» **TASK DETAILS**: Omit all images, then return the remaining material exactly as it stands.

» **EXERCISE INPUT**:
========================================

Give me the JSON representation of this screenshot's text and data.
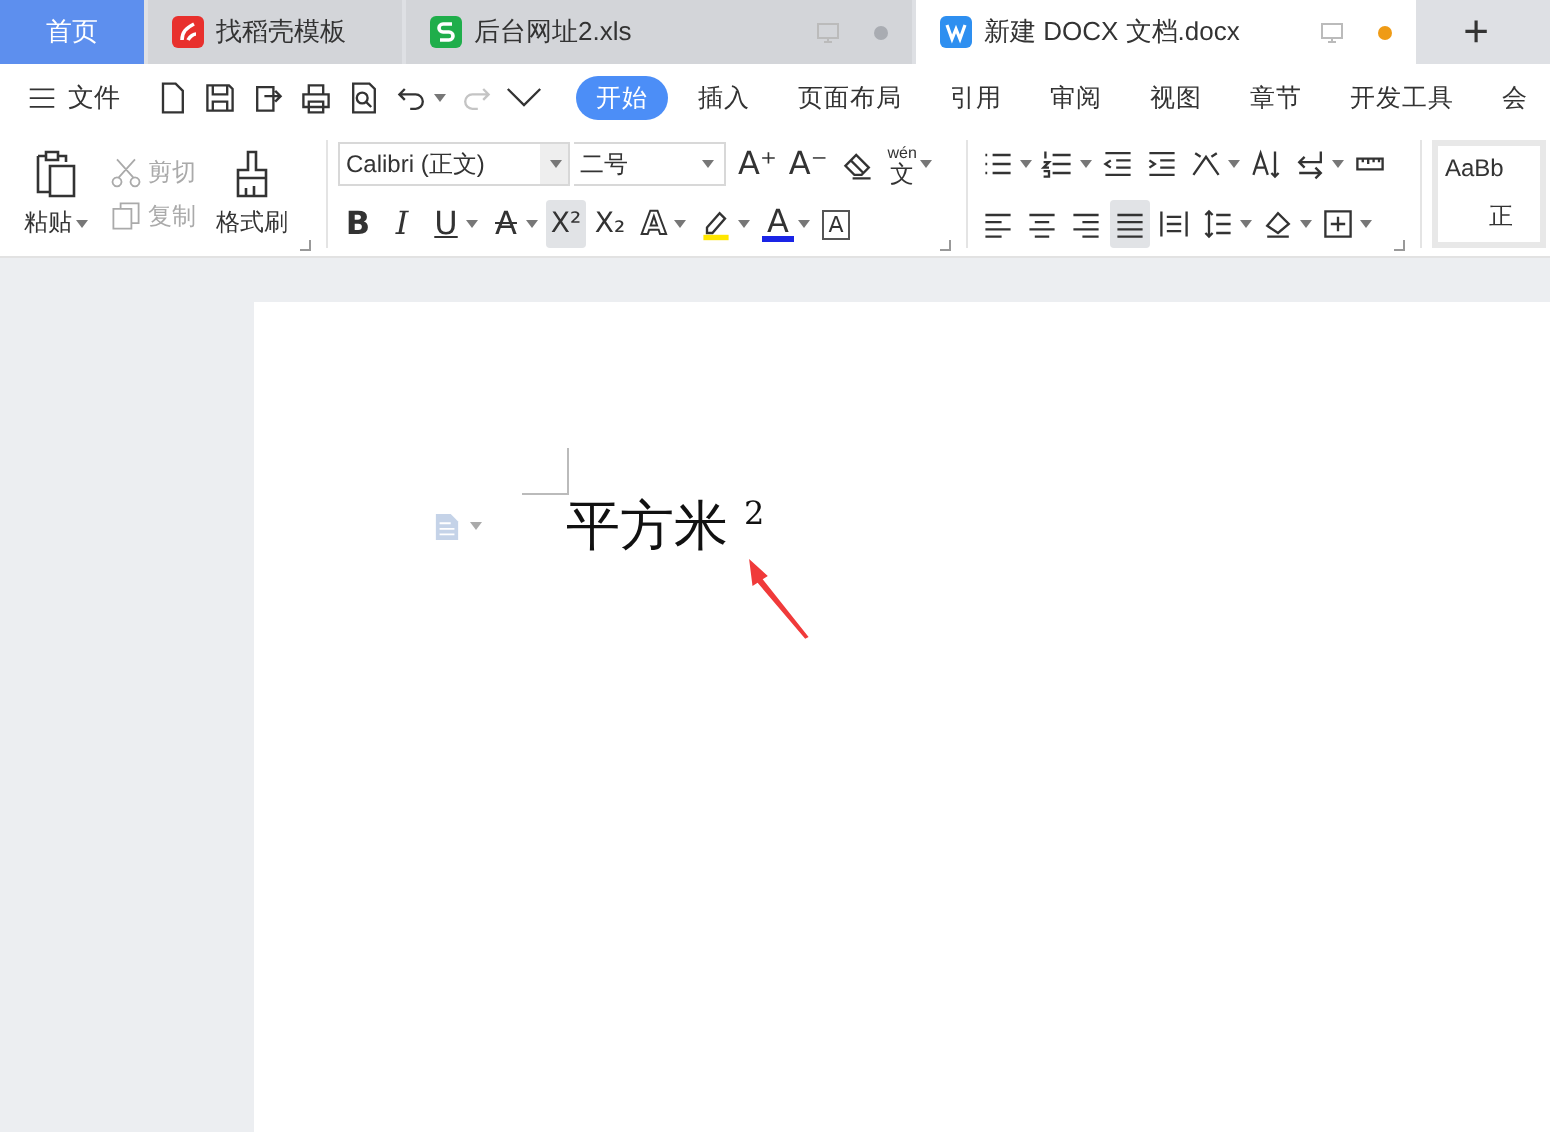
{
  "tabs": [
    {
      "kind": "home",
      "label": "首页",
      "selected": false
    },
    {
      "kind": "docer",
      "label": "找稻壳模板",
      "selected": false
    },
    {
      "kind": "sheet",
      "label": "后台网址2.xls",
      "selected": false,
      "modified": false
    },
    {
      "kind": "writer",
      "label": "新建 DOCX 文档.docx",
      "selected": true,
      "modified": true
    }
  ],
  "new_tab": "+",
  "file_menu": "文件",
  "quick_access": [
    {
      "kind": "new",
      "disabled": false,
      "dropdown": false
    },
    {
      "kind": "save",
      "disabled": false,
      "dropdown": false
    },
    {
      "kind": "export",
      "disabled": false,
      "dropdown": false
    },
    {
      "kind": "print",
      "disabled": false,
      "dropdown": false
    },
    {
      "kind": "preview",
      "disabled": false,
      "dropdown": false
    },
    {
      "kind": "undo",
      "disabled": false,
      "dropdown": true
    },
    {
      "kind": "redo",
      "disabled": true,
      "dropdown": false
    },
    {
      "kind": "more",
      "disabled": false,
      "dropdown": false
    }
  ],
  "ribbon_tabs": [
    {
      "label": "开始",
      "selected": true
    },
    {
      "label": "插入",
      "selected": false
    },
    {
      "label": "页面布局",
      "selected": false
    },
    {
      "label": "引用",
      "selected": false
    },
    {
      "label": "审阅",
      "selected": false
    },
    {
      "label": "视图",
      "selected": false
    },
    {
      "label": "章节",
      "selected": false
    },
    {
      "label": "开发工具",
      "selected": false
    },
    {
      "label": "会",
      "selected": false
    }
  ],
  "clipboard": {
    "paste": "粘贴",
    "cut": {
      "label": "剪切",
      "disabled": true
    },
    "copy": {
      "label": "复制",
      "disabled": true
    },
    "format_painter": "格式刷"
  },
  "font": {
    "name": "Calibri (正文)",
    "size": "二号",
    "row_1": [
      {
        "kind": "grow",
        "text": "A⁺",
        "selected": false,
        "dropdown": false
      },
      {
        "kind": "shrink",
        "text": "A⁻",
        "selected": false,
        "dropdown": false
      },
      {
        "kind": "eraser",
        "selected": false,
        "dropdown": false
      },
      {
        "kind": "ruby",
        "text": "文",
        "ruby": "wén",
        "selected": false,
        "dropdown": true
      }
    ],
    "row_2": [
      {
        "kind": "bold",
        "text": "B",
        "selected": false,
        "dropdown": false
      },
      {
        "kind": "italic",
        "text": "I",
        "selected": false,
        "dropdown": false
      },
      {
        "kind": "underline",
        "text": "U",
        "selected": false,
        "dropdown": true
      },
      {
        "kind": "strike",
        "text": "A",
        "selected": false,
        "dropdown": true
      },
      {
        "kind": "sup",
        "text": "X²",
        "selected": true,
        "dropdown": false
      },
      {
        "kind": "sub",
        "text": "X₂",
        "selected": false,
        "dropdown": false
      },
      {
        "kind": "effect",
        "text": "A",
        "selected": false,
        "dropdown": true
      },
      {
        "kind": "highlight",
        "selected": false,
        "dropdown": true
      },
      {
        "kind": "fontcolor",
        "text": "A",
        "selected": false,
        "dropdown": true
      },
      {
        "kind": "charborder",
        "text": "A",
        "selected": false,
        "dropdown": false
      }
    ]
  },
  "paragraph": {
    "row_1": [
      {
        "kind": "bullets",
        "selected": false,
        "dropdown": true
      },
      {
        "kind": "numbering",
        "selected": false,
        "dropdown": true
      },
      {
        "kind": "outdent",
        "selected": false,
        "dropdown": false
      },
      {
        "kind": "indent",
        "selected": false,
        "dropdown": false
      },
      {
        "kind": "layout",
        "selected": false,
        "dropdown": true
      },
      {
        "kind": "sort",
        "selected": false,
        "dropdown": false
      },
      {
        "kind": "marks",
        "selected": false,
        "dropdown": true
      },
      {
        "kind": "tabs",
        "selected": false,
        "dropdown": false
      }
    ],
    "row_2": [
      {
        "kind": "left",
        "selected": false,
        "dropdown": false
      },
      {
        "kind": "center",
        "selected": false,
        "dropdown": false
      },
      {
        "kind": "right",
        "selected": false,
        "dropdown": false
      },
      {
        "kind": "justify",
        "selected": true,
        "dropdown": false
      },
      {
        "kind": "distributed",
        "selected": false,
        "dropdown": false
      },
      {
        "kind": "spacing",
        "selected": false,
        "dropdown": true
      },
      {
        "kind": "shading",
        "selected": false,
        "dropdown": true
      },
      {
        "kind": "borders",
        "selected": false,
        "dropdown": true
      }
    ]
  },
  "styles": {
    "preview": "AaBb",
    "name": "正"
  },
  "document": {
    "text": "平方米$^{2}$"
  }
}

========================================

» **REPLY**:
Give me the JSON representation of this screenshot's text and data.
{
  "tabs": [
    {
      "kind": "home",
      "label": "首页",
      "selected": false
    },
    {
      "kind": "docer",
      "label": "找稻壳模板",
      "selected": false
    },
    {
      "kind": "sheet",
      "label": "后台网址2.xls",
      "selected": false,
      "modified": false
    },
    {
      "kind": "writer",
      "label": "新建 DOCX 文档.docx",
      "selected": true,
      "modified": true
    }
  ],
  "new_tab": "+",
  "file_menu": "文件",
  "quick_access": [
    {
      "kind": "new",
      "disabled": false,
      "dropdown": false
    },
    {
      "kind": "save",
      "disabled": false,
      "dropdown": false
    },
    {
      "kind": "export",
      "disabled": false,
      "dropdown": false
    },
    {
      "kind": "print",
      "disabled": false,
      "dropdown": false
    },
    {
      "kind": "preview",
      "disabled": false,
      "dropdown": false
    },
    {
      "kind": "undo",
      "disabled": false,
      "dropdown": true
    },
    {
      "kind": "redo",
      "disabled": true,
      "dropdown": false
    },
    {
      "kind": "more",
      "disabled": false,
      "dropdown": false
    }
  ],
  "ribbon_tabs": [
    {
      "label": "开始",
      "selected": true
    },
    {
      "label": "插入",
      "selected": false
    },
    {
      "label": "页面布局",
      "selected": false
    },
    {
      "label": "引用",
      "selected": false
    },
    {
      "label": "审阅",
      "selected": false
    },
    {
      "label": "视图",
      "selected": false
    },
    {
      "label": "章节",
      "selected": false
    },
    {
      "label": "开发工具",
      "selected": false
    },
    {
      "label": "会",
      "selected": false
    }
  ],
  "clipboard": {
    "paste": "粘贴",
    "cut": {
      "label": "剪切",
      "disabled": true
    },
    "copy": {
      "label": "复制",
      "disabled": true
    },
    "format_painter": "格式刷"
  },
  "font": {
    "name": "Calibri (正文)",
    "size": "二号",
    "row_1": [
      {
        "kind": "grow",
        "text": "A⁺",
        "selected": false,
        "dropdown": false
      },
      {
        "kind": "shrink",
        "text": "A⁻",
        "selected": false,
        "dropdown": false
      },
      {
        "kind": "eraser",
        "selected": false,
        "dropdown": false
      },
      {
        "kind": "ruby",
        "text": "文",
        "ruby": "wén",
        "selected": false,
        "dropdown": true
      }
    ],
    "row_2": [
      {
        "kind": "bold",
        "text": "B",
        "selected": false,
        "dropdown": false
      },
      {
        "kind": "italic",
        "text": "I",
        "selected": false,
        "dropdown": false
      },
      {
        "kind": "underline",
        "text": "U",
        "selected": false,
        "dropdown": true
      },
      {
        "kind": "strike",
        "text": "A",
        "selected": false,
        "dropdown": true
      },
      {
        "kind": "sup",
        "text": "X²",
        "selected": true,
        "dropdown": false
      },
      {
        "kind": "sub",
        "text": "X₂",
        "selected": false,
        "dropdown": false
      },
      {
        "kind": "effect",
        "text": "A",
        "selected": false,
        "dropdown": true
      },
      {
        "kind": "highlight",
        "selected": false,
        "dropdown": true
      },
      {
        "kind": "fontcolor",
        "text": "A",
        "selected": false,
        "dropdown": true
      },
      {
        "kind": "charborder",
        "text": "A",
        "selected": false,
        "dropdown": false
      }
    ]
  },
  "paragraph": {
    "row_1": [
      {
        "kind": "bullets",
        "selected": false,
        "dropdown": true
      },
      {
        "kind": "numbering",
        "selected": false,
        "dropdown": true
      },
      {
        "kind": "outdent",
        "selected": false,
        "dropdown": false
      },
      {
        "kind": "indent",
        "selected": false,
        "dropdown": false
      },
      {
        "kind": "layout",
        "selected": false,
        "dropdown": true
      },
      {
        "kind": "sort",
        "selected": false,
        "dropdown": false
      },
      {
        "kind": "marks",
        "selected": false,
        "dropdown": true
      },
      {
        "kind": "tabs",
        "selected": false,
        "dropdown": false
      }
    ],
    "row_2": [
      {
        "kind": "left",
        "selected": false,
        "dropdown": false
      },
      {
        "kind": "center",
        "selected": false,
        "dropdown": false
      },
      {
        "kind": "right",
        "selected": false,
        "dropdown": false
      },
      {
        "kind": "justify",
        "selected": true,
        "dropdown": false
      },
      {
        "kind": "distributed",
        "selected": false,
        "dropdown": false
      },
      {
        "kind": "spacing",
        "selected": false,
        "dropdown": true
      },
      {
        "kind": "shading",
        "selected": false,
        "dropdown": true
      },
      {
        "kind": "borders",
        "selected": false,
        "dropdown": true
      }
    ]
  },
  "styles": {
    "preview": "AaBb",
    "name": "正"
  },
  "document": {
    "text": "平方米$^{2}$"
  }
}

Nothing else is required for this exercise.